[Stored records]

------------------------

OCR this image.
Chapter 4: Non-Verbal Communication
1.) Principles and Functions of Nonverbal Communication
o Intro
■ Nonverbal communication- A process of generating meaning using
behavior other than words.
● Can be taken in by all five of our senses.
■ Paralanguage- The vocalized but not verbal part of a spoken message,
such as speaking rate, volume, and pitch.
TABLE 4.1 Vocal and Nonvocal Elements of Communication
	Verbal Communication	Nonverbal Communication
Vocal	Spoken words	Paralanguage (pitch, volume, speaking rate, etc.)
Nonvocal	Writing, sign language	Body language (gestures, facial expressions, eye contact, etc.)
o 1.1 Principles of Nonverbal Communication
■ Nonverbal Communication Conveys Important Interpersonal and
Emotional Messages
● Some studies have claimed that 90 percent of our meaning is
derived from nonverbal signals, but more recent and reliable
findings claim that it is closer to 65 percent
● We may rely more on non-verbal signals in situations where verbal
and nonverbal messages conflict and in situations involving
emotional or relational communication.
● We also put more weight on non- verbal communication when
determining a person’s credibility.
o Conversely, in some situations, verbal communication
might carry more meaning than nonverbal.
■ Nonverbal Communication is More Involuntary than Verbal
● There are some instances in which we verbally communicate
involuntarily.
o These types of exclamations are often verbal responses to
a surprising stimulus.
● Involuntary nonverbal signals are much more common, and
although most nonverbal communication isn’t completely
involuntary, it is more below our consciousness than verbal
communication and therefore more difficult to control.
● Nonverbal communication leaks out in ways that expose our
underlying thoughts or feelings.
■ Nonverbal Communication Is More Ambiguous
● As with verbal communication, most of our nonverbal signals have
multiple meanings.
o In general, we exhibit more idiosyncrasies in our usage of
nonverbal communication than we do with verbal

------------------------

◆ Exercise task
Quote each line of the data above exactly as written.

◆ Answer below
OCR this image.
Chapter 4: Non-Verbal Communication
1.) Principles and Functions of Nonverbal Communication
o Intro
■ Nonverbal communication- A process of generating meaning using
behavior other than words.
● Can be taken in by all five of our senses.
■ Paralanguage- The vocalized but not verbal part of a spoken message,
such as speaking rate, volume, and pitch.
TABLE 4.1 Vocal and Nonvocal Elements of Communication
	Verbal Communication	Nonverbal Communication
Vocal	Spoken words	Paralanguage (pitch, volume, speaking rate, etc.)
Nonvocal	Writing, sign language	Body language (gestures, facial expressions, eye contact, etc.)
o 1.1 Principles of Nonverbal Communication
■ Nonverbal Communication Conveys Important Interpersonal and
Emotional Messages
● Some studies have claimed that 90 percent of our meaning is
derived from nonverbal signals, but more recent and reliable
findings claim that it is closer to 65 percent
● We may rely more on non-verbal signals in situations where verbal
and nonverbal messages conflict and in situations involving
emotional or relational communication.
● We also put more weight on non- verbal communication when
determining a person’s credibility.
o Conversely, in some situations, verbal communication
might carry more meaning than nonverbal.
■ Nonverbal Communication is More Involuntary than Verbal
● There are some instances in which we verbally communicate
involuntarily.
o These types of exclamations are often verbal responses to
a surprising stimulus.
● Involuntary nonverbal signals are much more common, and
although most nonverbal communication isn’t completely
involuntary, it is more below our consciousness than verbal
communication and therefore more difficult to control.
● Nonverbal communication leaks out in ways that expose our
underlying thoughts or feelings.
■ Nonverbal Communication Is More Ambiguous
● As with verbal communication, most of our nonverbal signals have
multiple meanings.
o In general, we exhibit more idiosyncrasies in our usage of
nonverbal communication than we do with verbal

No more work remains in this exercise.